Work required |
Print out each entry below exactly, please.

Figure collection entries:
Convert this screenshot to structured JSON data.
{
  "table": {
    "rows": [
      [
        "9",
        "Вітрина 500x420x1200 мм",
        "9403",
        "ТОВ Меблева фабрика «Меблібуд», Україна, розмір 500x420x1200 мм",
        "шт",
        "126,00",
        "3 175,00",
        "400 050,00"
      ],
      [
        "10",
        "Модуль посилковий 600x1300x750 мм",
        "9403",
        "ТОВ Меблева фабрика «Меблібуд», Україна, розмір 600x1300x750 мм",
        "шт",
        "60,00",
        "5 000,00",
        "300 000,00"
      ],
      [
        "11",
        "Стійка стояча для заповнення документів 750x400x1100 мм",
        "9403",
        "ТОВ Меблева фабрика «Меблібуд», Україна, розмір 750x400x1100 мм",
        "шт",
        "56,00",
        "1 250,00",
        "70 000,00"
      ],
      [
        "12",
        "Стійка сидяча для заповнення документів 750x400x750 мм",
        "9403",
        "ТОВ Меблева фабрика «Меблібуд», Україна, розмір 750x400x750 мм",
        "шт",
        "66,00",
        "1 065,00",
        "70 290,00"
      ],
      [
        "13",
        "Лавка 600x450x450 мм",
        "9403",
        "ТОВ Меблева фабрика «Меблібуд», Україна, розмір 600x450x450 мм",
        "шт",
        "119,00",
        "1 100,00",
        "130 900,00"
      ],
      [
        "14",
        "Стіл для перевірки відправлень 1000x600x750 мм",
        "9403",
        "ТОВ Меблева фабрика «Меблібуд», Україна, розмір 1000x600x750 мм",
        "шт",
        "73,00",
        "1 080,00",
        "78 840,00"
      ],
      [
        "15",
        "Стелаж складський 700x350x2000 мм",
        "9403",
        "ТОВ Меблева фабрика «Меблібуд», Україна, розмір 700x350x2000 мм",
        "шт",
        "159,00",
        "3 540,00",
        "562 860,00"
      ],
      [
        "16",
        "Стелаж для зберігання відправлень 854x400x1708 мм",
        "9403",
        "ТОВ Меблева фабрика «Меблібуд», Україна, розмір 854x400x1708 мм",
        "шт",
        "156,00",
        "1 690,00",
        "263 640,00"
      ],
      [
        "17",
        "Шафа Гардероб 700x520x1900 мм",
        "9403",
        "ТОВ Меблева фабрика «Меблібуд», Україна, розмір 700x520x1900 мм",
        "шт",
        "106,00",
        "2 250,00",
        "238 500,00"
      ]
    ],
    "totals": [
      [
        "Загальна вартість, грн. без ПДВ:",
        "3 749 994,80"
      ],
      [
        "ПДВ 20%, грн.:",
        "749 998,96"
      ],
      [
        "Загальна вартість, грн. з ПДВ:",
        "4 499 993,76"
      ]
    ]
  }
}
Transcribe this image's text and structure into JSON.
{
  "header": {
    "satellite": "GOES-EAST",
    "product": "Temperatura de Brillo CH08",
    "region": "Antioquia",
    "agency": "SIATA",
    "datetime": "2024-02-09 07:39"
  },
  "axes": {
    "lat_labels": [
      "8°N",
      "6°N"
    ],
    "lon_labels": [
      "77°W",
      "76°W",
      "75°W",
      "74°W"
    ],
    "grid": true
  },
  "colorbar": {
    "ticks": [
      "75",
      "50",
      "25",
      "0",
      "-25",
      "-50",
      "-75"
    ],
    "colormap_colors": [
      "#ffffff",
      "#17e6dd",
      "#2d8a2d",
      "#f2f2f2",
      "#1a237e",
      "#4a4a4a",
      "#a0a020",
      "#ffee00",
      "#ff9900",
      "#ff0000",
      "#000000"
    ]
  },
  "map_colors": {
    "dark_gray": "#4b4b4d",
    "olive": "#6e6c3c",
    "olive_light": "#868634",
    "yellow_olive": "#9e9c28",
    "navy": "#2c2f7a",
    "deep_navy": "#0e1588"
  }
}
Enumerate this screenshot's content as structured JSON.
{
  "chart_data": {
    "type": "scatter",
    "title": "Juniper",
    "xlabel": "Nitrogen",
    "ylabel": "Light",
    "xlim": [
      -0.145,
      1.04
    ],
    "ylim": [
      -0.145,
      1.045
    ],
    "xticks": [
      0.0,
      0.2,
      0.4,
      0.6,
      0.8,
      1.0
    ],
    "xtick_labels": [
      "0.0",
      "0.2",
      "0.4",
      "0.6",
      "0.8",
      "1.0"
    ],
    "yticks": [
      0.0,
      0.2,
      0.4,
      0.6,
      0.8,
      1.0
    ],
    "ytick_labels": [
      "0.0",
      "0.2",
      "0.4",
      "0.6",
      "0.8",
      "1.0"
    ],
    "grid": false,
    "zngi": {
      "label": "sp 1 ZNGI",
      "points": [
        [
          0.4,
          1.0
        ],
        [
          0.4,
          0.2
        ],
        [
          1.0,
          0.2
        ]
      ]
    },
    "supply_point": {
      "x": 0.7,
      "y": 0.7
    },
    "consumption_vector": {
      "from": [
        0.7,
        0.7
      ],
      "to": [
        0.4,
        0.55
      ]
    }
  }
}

Output |
Convert this screenshot to structured JSON data.
{
  "table": {
    "rows": [
      [
        "9",
        "Вітрина 500x420x1200 мм",
        "9403",
        "ТОВ Меблева фабрика «Меблібуд», Україна, розмір 500x420x1200 мм",
        "шт",
        "126,00",
        "3 175,00",
        "400 050,00"
      ],
      [
        "10",
        "Модуль посилковий 600x1300x750 мм",
        "9403",
        "ТОВ Меблева фабрика «Меблібуд», Україна, розмір 600x1300x750 мм",
        "шт",
        "60,00",
        "5 000,00",
        "300 000,00"
      ],
      [
        "11",
        "Стійка стояча для заповнення документів 750x400x1100 мм",
        "9403",
        "ТОВ Меблева фабрика «Меблібуд», Україна, розмір 750x400x1100 мм",
        "шт",
        "56,00",
        "1 250,00",
        "70 000,00"
      ],
      [
        "12",
        "Стійка сидяча для заповнення документів 750x400x750 мм",
        "9403",
        "ТОВ Меблева фабрика «Меблібуд», Україна, розмір 750x400x750 мм",
        "шт",
        "66,00",
        "1 065,00",
        "70 290,00"
      ],
      [
        "13",
        "Лавка 600x450x450 мм",
        "9403",
        "ТОВ Меблева фабрика «Меблібуд», Україна, розмір 600x450x450 мм",
        "шт",
        "119,00",
        "1 100,00",
        "130 900,00"
      ],
      [
        "14",
        "Стіл для перевірки відправлень 1000x600x750 мм",
        "9403",
        "ТОВ Меблева фабрика «Меблібуд», Україна, розмір 1000x600x750 мм",
        "шт",
        "73,00",
        "1 080,00",
        "78 840,00"
      ],
      [
        "15",
        "Стелаж складський 700x350x2000 мм",
        "9403",
        "ТОВ Меблева фабрика «Меблібуд», Україна, розмір 700x350x2000 мм",
        "шт",
        "159,00",
        "3 540,00",
        "562 860,00"
      ],
      [
        "16",
        "Стелаж для зберігання відправлень 854x400x1708 мм",
        "9403",
        "ТОВ Меблева фабрика «Меблібуд», Україна, розмір 854x400x1708 мм",
        "шт",
        "156,00",
        "1 690,00",
        "263 640,00"
      ],
      [
        "17",
        "Шафа Гардероб 700x520x1900 мм",
        "9403",
        "ТОВ Меблева фабрика «Меблібуд», Україна, розмір 700x520x1900 мм",
        "шт",
        "106,00",
        "2 250,00",
        "238 500,00"
      ]
    ],
    "totals": [
      [
        "Загальна вартість, грн. без ПДВ:",
        "3 749 994,80"
      ],
      [
        "ПДВ 20%, грн.:",
        "749 998,96"
      ],
      [
        "Загальна вартість, грн. з ПДВ:",
        "4 499 993,76"
      ]
    ]
  }
}
Transcribe this image's text and structure into JSON.
{
  "header": {
    "satellite": "GOES-EAST",
    "product": "Temperatura de Brillo CH08",
    "region": "Antioquia",
    "agency": "SIATA",
    "datetime": "2024-02-09 07:39"
  },
  "axes": {
    "lat_labels": [
      "8°N",
      "6°N"
    ],
    "lon_labels": [
      "77°W",
      "76°W",
      "75°W",
      "74°W"
    ],
    "grid": true
  },
  "colorbar": {
    "ticks": [
      "75",
      "50",
      "25",
      "0",
      "-25",
      "-50",
      "-75"
    ],
    "colormap_colors": [
      "#ffffff",
      "#17e6dd",
      "#2d8a2d",
      "#f2f2f2",
      "#1a237e",
      "#4a4a4a",
      "#a0a020",
      "#ffee00",
      "#ff9900",
      "#ff0000",
      "#000000"
    ]
  },
  "map_colors": {
    "dark_gray": "#4b4b4d",
    "olive": "#6e6c3c",
    "olive_light": "#868634",
    "yellow_olive": "#9e9c28",
    "navy": "#2c2f7a",
    "deep_navy": "#0e1588"
  }
}
Enumerate this screenshot's content as structured JSON.
{
  "chart_data": {
    "type": "scatter",
    "title": "Juniper",
    "xlabel": "Nitrogen",
    "ylabel": "Light",
    "xlim": [
      -0.145,
      1.04
    ],
    "ylim": [
      -0.145,
      1.045
    ],
    "xticks": [
      0.0,
      0.2,
      0.4,
      0.6,
      0.8,
      1.0
    ],
    "xtick_labels": [
      "0.0",
      "0.2",
      "0.4",
      "0.6",
      "0.8",
      "1.0"
    ],
    "yticks": [
      0.0,
      0.2,
      0.4,
      0.6,
      0.8,
      1.0
    ],
    "ytick_labels": [
      "0.0",
      "0.2",
      "0.4",
      "0.6",
      "0.8",
      "1.0"
    ],
    "grid": false,
    "zngi": {
      "label": "sp 1 ZNGI",
      "points": [
        [
          0.4,
          1.0
        ],
        [
          0.4,
          0.2
        ],
        [
          1.0,
          0.2
        ]
      ]
    },
    "supply_point": {
      "x": 0.7,
      "y": 0.7
    },
    "consumption_vector": {
      "from": [
        0.7,
        0.7
      ],
      "to": [
        0.4,
        0.55
      ]
    }
  }
}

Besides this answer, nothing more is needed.